• **Exercise prompt**
Check each line of the material below for "screenshot", then copy the ones that contain it.

• **Supplied data**

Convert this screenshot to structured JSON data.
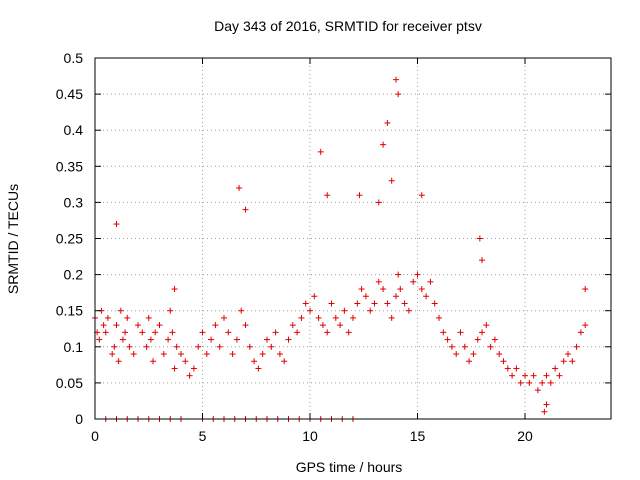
{
  "chart_data": {
    "type": "scatter",
    "title": "Day 343 of 2016, SRMTID for receiver ptsv",
    "xlabel": "GPS time / hours",
    "ylabel": "SRMTID / TECUs",
    "xlim": [
      0,
      24
    ],
    "ylim": [
      0,
      0.5
    ],
    "xticks": [
      0,
      5,
      10,
      15,
      20
    ],
    "xtick_labels": [
      "0",
      "5",
      "10",
      "15",
      "20"
    ],
    "yticks": [
      0,
      0.05,
      0.1,
      0.15,
      0.2,
      0.25,
      0.3,
      0.35,
      0.4,
      0.45,
      0.5
    ],
    "ytick_labels": [
      "0",
      "0.05",
      "0.1",
      "0.15",
      "0.2",
      "0.25",
      "0.3",
      "0.35",
      "0.4",
      "0.45",
      "0.5"
    ],
    "grid": true,
    "marker": "+",
    "marker_color": "#e00000",
    "series": [
      {
        "name": "SRMTID",
        "x": [
          0.0,
          0.1,
          0.2,
          0.3,
          0.4,
          0.5,
          0.6,
          0.8,
          0.9,
          1.0,
          1.1,
          1.2,
          1.3,
          1.4,
          1.5,
          1.6,
          1.8,
          2.0,
          2.2,
          2.4,
          2.5,
          2.6,
          2.7,
          2.8,
          3.0,
          3.2,
          3.4,
          3.5,
          3.6,
          3.7,
          3.8,
          4.0,
          4.2,
          4.4,
          4.6,
          4.8,
          5.0,
          5.2,
          5.4,
          5.6,
          5.8,
          6.0,
          6.2,
          6.4,
          6.6,
          6.8,
          7.0,
          7.2,
          7.4,
          7.6,
          7.8,
          8.0,
          8.2,
          8.4,
          8.6,
          8.8,
          9.0,
          9.2,
          9.4,
          9.6,
          9.8,
          10.0,
          10.2,
          10.4,
          10.6,
          10.8,
          11.0,
          11.2,
          11.4,
          11.6,
          11.8,
          12.0,
          12.2,
          12.4,
          12.6,
          12.8,
          13.0,
          13.2,
          13.4,
          13.6,
          13.8,
          14.0,
          14.1,
          14.2,
          14.4,
          14.6,
          14.8,
          15.0,
          15.2,
          15.4,
          15.6,
          15.8,
          16.0,
          16.2,
          16.4,
          16.6,
          16.8,
          17.0,
          17.2,
          17.4,
          17.6,
          17.8,
          18.0,
          18.2,
          18.4,
          18.6,
          18.8,
          19.0,
          19.2,
          19.4,
          19.6,
          19.8,
          20.0,
          20.2,
          20.4,
          20.6,
          20.8,
          21.0,
          21.2,
          21.4,
          21.6,
          21.8,
          22.0,
          22.2,
          22.4,
          22.6,
          22.8,
          0.5,
          1.0,
          1.5,
          2.0,
          2.5,
          3.0,
          3.5,
          4.0,
          5.0,
          5.5,
          6.0,
          6.5,
          7.0,
          7.5,
          8.0,
          8.5,
          9.0,
          9.5,
          10.0,
          10.5,
          11.0,
          11.5,
          12.0,
          1.0,
          3.7,
          6.7,
          7.0,
          10.5,
          10.8,
          12.3,
          13.2,
          13.4,
          13.6,
          13.8,
          14.0,
          14.1,
          15.2,
          17.9,
          18.0,
          20.9,
          21.0,
          22.8
        ],
        "y": [
          0.14,
          0.12,
          0.11,
          0.15,
          0.13,
          0.12,
          0.14,
          0.09,
          0.1,
          0.13,
          0.08,
          0.15,
          0.11,
          0.12,
          0.14,
          0.1,
          0.09,
          0.13,
          0.12,
          0.1,
          0.14,
          0.11,
          0.08,
          0.12,
          0.13,
          0.09,
          0.11,
          0.15,
          0.12,
          0.07,
          0.1,
          0.09,
          0.08,
          0.06,
          0.07,
          0.1,
          0.12,
          0.09,
          0.11,
          0.13,
          0.1,
          0.14,
          0.12,
          0.09,
          0.11,
          0.15,
          0.13,
          0.1,
          0.08,
          0.07,
          0.09,
          0.11,
          0.1,
          0.12,
          0.09,
          0.08,
          0.11,
          0.13,
          0.12,
          0.14,
          0.16,
          0.15,
          0.17,
          0.14,
          0.13,
          0.12,
          0.16,
          0.14,
          0.13,
          0.15,
          0.12,
          0.14,
          0.16,
          0.18,
          0.17,
          0.15,
          0.16,
          0.19,
          0.18,
          0.16,
          0.14,
          0.17,
          0.2,
          0.18,
          0.16,
          0.15,
          0.19,
          0.2,
          0.18,
          0.17,
          0.19,
          0.16,
          0.14,
          0.12,
          0.11,
          0.1,
          0.09,
          0.12,
          0.1,
          0.08,
          0.09,
          0.11,
          0.12,
          0.13,
          0.1,
          0.11,
          0.09,
          0.08,
          0.07,
          0.06,
          0.07,
          0.05,
          0.06,
          0.05,
          0.06,
          0.04,
          0.05,
          0.06,
          0.05,
          0.07,
          0.06,
          0.08,
          0.09,
          0.08,
          0.1,
          0.12,
          0.13,
          0.0,
          0.0,
          0.0,
          0.0,
          0.0,
          0.0,
          0.0,
          0.0,
          0.0,
          0.0,
          0.0,
          0.0,
          0.0,
          0.0,
          0.0,
          0.0,
          0.0,
          0.0,
          0.0,
          0.0,
          0.0,
          0.0,
          0.0,
          0.27,
          0.18,
          0.32,
          0.29,
          0.37,
          0.31,
          0.31,
          0.3,
          0.38,
          0.41,
          0.33,
          0.47,
          0.45,
          0.31,
          0.25,
          0.22,
          0.01,
          0.02,
          0.18
        ]
      }
    ]
  }
}
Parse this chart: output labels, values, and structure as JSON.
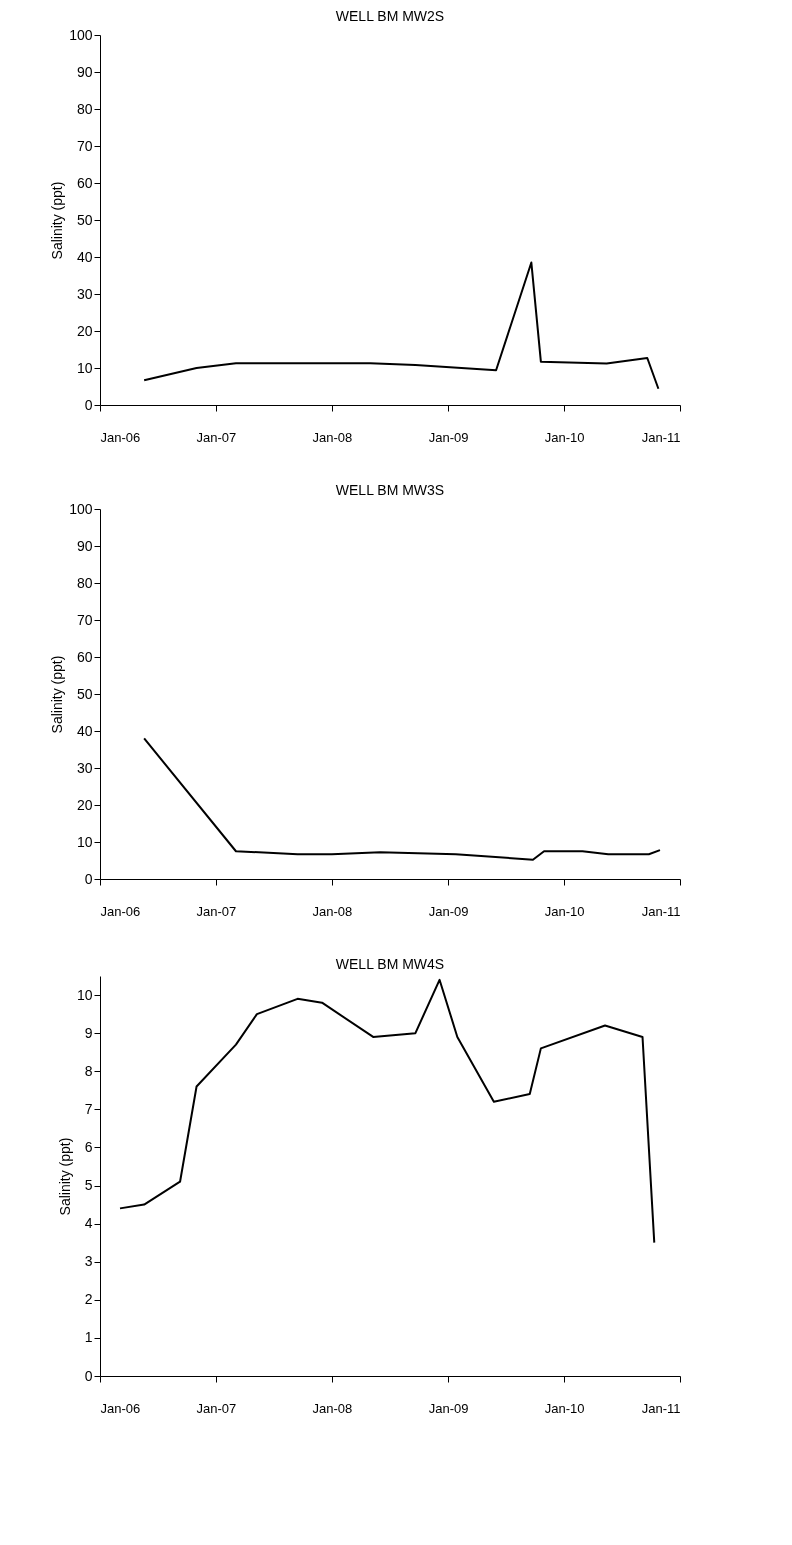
{
  "chart_data": [
    {
      "type": "line",
      "title": "WELL BM MW2S",
      "ylabel": "Salinity (ppt)",
      "xlim": [
        "2006-01-01",
        "2011-01-01"
      ],
      "xticks": [
        {
          "value": "2006-01-01",
          "label": "Jan-06"
        },
        {
          "value": "2007-01-01",
          "label": "Jan-07"
        },
        {
          "value": "2008-01-01",
          "label": "Jan-08"
        },
        {
          "value": "2009-01-01",
          "label": "Jan-09"
        },
        {
          "value": "2010-01-01",
          "label": "Jan-10"
        },
        {
          "value": "2011-01-01",
          "label": "Jan-11"
        }
      ],
      "ylim": [
        0,
        100
      ],
      "yticks": [
        0,
        10,
        20,
        30,
        40,
        50,
        60,
        70,
        80,
        90,
        100
      ],
      "x": [
        "2006-05-20",
        "2006-11-01",
        "2007-03-05",
        "2008-05-01",
        "2008-09-20",
        "2009-06-01",
        "2009-09-20",
        "2009-10-20",
        "2010-05-15",
        "2010-09-20",
        "2010-10-25"
      ],
      "series": [
        {
          "color": "#000000",
          "values": [
            6.7,
            10,
            11.3,
            11.3,
            10.8,
            9.4,
            38.5,
            11.7,
            11.2,
            12.7,
            4.4
          ]
        }
      ]
    },
    {
      "type": "line",
      "title": "WELL BM MW3S",
      "ylabel": "Salinity (ppt)",
      "xlim": [
        "2006-01-01",
        "2011-01-01"
      ],
      "xticks": [
        {
          "value": "2006-01-01",
          "label": "Jan-06"
        },
        {
          "value": "2007-01-01",
          "label": "Jan-07"
        },
        {
          "value": "2008-01-01",
          "label": "Jan-08"
        },
        {
          "value": "2009-01-01",
          "label": "Jan-09"
        },
        {
          "value": "2010-01-01",
          "label": "Jan-10"
        },
        {
          "value": "2011-01-01",
          "label": "Jan-11"
        }
      ],
      "ylim": [
        0,
        100
      ],
      "yticks": [
        0,
        10,
        20,
        30,
        40,
        50,
        60,
        70,
        80,
        90,
        100
      ],
      "x": [
        "2006-05-20",
        "2007-03-05",
        "2007-09-15",
        "2008-01-01",
        "2008-06-01",
        "2009-01-25",
        "2009-09-25",
        "2009-10-30",
        "2010-02-28",
        "2010-05-20",
        "2010-09-25",
        "2010-10-30"
      ],
      "series": [
        {
          "color": "#000000",
          "values": [
            38,
            7.5,
            6.7,
            6.7,
            7.2,
            6.7,
            5.2,
            7.5,
            7.5,
            6.7,
            6.7,
            7.8
          ]
        }
      ]
    },
    {
      "type": "line",
      "title": "WELL BM MW4S",
      "ylabel": "Salinity (ppt)",
      "xlim": [
        "2006-01-01",
        "2011-01-01"
      ],
      "xticks": [
        {
          "value": "2006-01-01",
          "label": "Jan-06"
        },
        {
          "value": "2007-01-01",
          "label": "Jan-07"
        },
        {
          "value": "2008-01-01",
          "label": "Jan-08"
        },
        {
          "value": "2009-01-01",
          "label": "Jan-09"
        },
        {
          "value": "2010-01-01",
          "label": "Jan-10"
        },
        {
          "value": "2011-01-01",
          "label": "Jan-11"
        }
      ],
      "ylim": [
        0,
        10.5
      ],
      "yticks": [
        0,
        1,
        2,
        3,
        4,
        5,
        6,
        7,
        8,
        9,
        10
      ],
      "x": [
        "2006-03-05",
        "2006-05-20",
        "2006-09-10",
        "2006-11-01",
        "2007-03-05",
        "2007-05-10",
        "2007-09-15",
        "2007-12-01",
        "2008-05-10",
        "2008-09-20",
        "2008-12-05",
        "2009-01-30",
        "2009-05-25",
        "2009-09-15",
        "2009-10-20",
        "2010-05-10",
        "2010-09-05",
        "2010-10-12"
      ],
      "series": [
        {
          "color": "#000000",
          "values": [
            4.4,
            4.5,
            5.1,
            7.6,
            8.7,
            9.5,
            9.9,
            9.8,
            8.9,
            9.0,
            10.4,
            8.9,
            7.2,
            7.4,
            8.6,
            9.2,
            8.9,
            3.5
          ]
        }
      ]
    }
  ]
}
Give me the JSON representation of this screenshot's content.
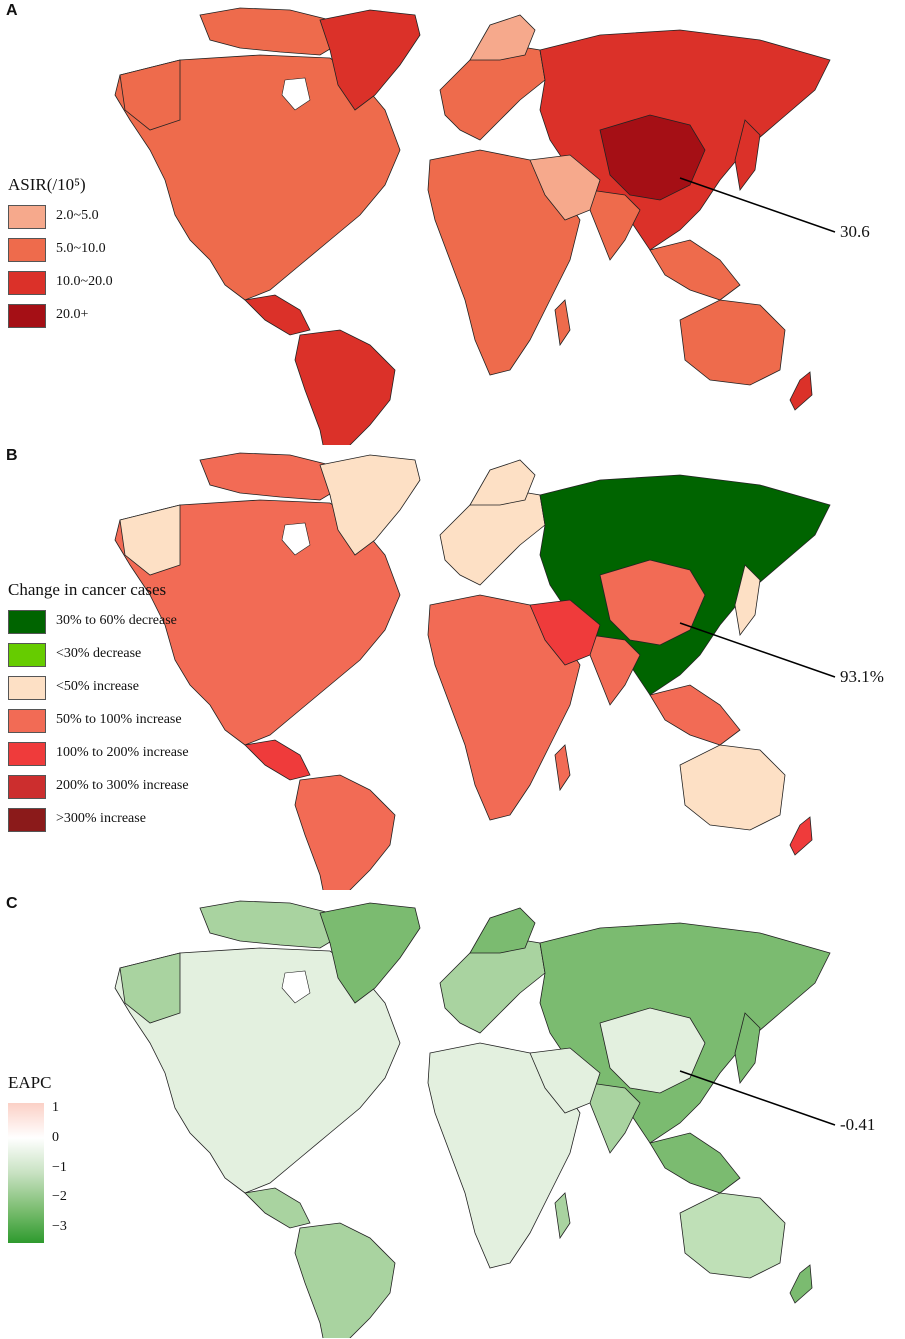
{
  "panels": [
    {
      "letter": "A",
      "legend_title": "ASIR(/10⁵)",
      "legend": [
        {
          "label": "2.0~5.0",
          "color": "#f6a98c"
        },
        {
          "label": "5.0~10.0",
          "color": "#ee6b4c"
        },
        {
          "label": "10.0~20.0",
          "color": "#db3129"
        },
        {
          "label": "20.0+",
          "color": "#a50f15"
        }
      ],
      "callout": "30.6",
      "palette": {
        "base": "#ee6b4c",
        "dark": "#db3129",
        "darkest": "#a50f15",
        "light": "#f6a98c",
        "greenland": "#db3129",
        "australia": "#ee6b4c"
      }
    },
    {
      "letter": "B",
      "legend_title": "Change in cancer cases",
      "legend": [
        {
          "label": "30% to 60% decrease",
          "color": "#006400"
        },
        {
          "label": "<30% decrease",
          "color": "#66cc00"
        },
        {
          "label": "<50% increase",
          "color": "#fde0c5"
        },
        {
          "label": "50% to 100% increase",
          "color": "#f26b55"
        },
        {
          "label": "100% to 200% increase",
          "color": "#ef3b3b"
        },
        {
          "label": "200% to 300% increase",
          "color": "#cc2e2e"
        },
        {
          "label": ">300% increase",
          "color": "#8b1a1a"
        }
      ],
      "callout": "93.1%",
      "palette": {
        "base": "#f26b55",
        "dark": "#ef3b3b",
        "darkest": "#006400",
        "light": "#fde0c5",
        "greenland": "#fde0c5",
        "australia": "#fde0c5"
      }
    },
    {
      "letter": "C",
      "legend_title": "EAPC",
      "colorbar": {
        "ticks": [
          "1",
          "0",
          "−1",
          "−2",
          "−3"
        ],
        "min": -3.5,
        "max": 1.2,
        "colors": [
          "#fbd0c6",
          "#ffffff",
          "#c8e2c2",
          "#7fbf74",
          "#2e9a2e"
        ]
      },
      "callout": "-0.41",
      "palette": {
        "base": "#a9d3a0",
        "dark": "#7bbb70",
        "darkest": "#4f9f4a",
        "light": "#e3f0df",
        "greenland": "#7bbb70",
        "australia": "#bfe0b7"
      }
    }
  ]
}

• **Complete output**
Convert this screenshot to structured JSON data.
Give me the JSON representation of this screenshot's content.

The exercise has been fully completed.